═════ Recorded data ═════

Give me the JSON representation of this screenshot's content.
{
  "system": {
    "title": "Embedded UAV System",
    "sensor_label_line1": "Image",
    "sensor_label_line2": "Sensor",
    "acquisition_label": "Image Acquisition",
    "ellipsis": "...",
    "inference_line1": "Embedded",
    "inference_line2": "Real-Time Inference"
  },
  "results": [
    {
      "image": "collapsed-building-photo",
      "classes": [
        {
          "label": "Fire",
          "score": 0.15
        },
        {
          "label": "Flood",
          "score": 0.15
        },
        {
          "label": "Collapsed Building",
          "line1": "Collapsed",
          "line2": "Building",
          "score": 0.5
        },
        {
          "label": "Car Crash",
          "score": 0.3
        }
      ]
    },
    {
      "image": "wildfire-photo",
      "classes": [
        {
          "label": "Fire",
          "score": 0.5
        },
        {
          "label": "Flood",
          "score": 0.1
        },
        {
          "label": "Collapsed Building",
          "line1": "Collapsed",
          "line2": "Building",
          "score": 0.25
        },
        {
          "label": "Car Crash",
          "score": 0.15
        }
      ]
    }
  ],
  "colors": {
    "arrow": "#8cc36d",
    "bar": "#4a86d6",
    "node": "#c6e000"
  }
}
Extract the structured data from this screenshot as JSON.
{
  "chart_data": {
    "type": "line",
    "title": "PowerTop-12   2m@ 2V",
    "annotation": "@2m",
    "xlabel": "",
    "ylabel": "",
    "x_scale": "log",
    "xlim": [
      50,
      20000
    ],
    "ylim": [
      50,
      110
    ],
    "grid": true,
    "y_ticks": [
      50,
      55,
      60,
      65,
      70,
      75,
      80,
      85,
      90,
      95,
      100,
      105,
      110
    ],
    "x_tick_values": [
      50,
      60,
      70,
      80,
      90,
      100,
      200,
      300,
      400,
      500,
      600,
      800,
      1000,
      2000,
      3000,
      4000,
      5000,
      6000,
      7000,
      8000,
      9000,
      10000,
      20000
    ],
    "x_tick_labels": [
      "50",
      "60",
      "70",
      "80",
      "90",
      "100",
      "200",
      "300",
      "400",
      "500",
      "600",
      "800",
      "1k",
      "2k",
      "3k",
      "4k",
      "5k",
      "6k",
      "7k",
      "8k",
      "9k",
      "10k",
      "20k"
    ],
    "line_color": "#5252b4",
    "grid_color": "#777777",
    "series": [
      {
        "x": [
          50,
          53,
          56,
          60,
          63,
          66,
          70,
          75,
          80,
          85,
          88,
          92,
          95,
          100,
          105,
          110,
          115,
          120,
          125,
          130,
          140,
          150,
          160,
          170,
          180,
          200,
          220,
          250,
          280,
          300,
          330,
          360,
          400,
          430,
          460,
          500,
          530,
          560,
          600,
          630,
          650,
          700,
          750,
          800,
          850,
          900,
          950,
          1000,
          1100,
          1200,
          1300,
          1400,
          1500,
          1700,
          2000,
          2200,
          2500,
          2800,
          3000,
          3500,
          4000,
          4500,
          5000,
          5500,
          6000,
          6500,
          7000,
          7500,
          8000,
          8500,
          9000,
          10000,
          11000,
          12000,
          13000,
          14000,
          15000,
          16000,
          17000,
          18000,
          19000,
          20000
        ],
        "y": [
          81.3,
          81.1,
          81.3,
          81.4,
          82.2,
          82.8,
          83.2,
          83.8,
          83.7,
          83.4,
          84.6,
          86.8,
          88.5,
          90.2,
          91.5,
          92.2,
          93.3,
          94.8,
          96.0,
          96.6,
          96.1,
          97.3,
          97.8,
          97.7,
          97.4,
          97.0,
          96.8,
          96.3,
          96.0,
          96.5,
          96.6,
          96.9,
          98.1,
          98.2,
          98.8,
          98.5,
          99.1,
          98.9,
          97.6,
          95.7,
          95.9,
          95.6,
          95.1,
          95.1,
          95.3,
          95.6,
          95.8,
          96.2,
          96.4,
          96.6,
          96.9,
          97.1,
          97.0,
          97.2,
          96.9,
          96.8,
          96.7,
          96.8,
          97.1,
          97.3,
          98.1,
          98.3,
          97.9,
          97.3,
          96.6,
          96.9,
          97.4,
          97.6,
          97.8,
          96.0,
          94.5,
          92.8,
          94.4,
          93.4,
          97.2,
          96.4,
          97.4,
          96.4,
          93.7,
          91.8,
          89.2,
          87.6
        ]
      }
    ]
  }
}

═════

- Stated goal: Copy each line in the data that holds the word "Embedded".

- Written response:
    "title": "Embedded UAV System",
    "inference_line1": "Embedded",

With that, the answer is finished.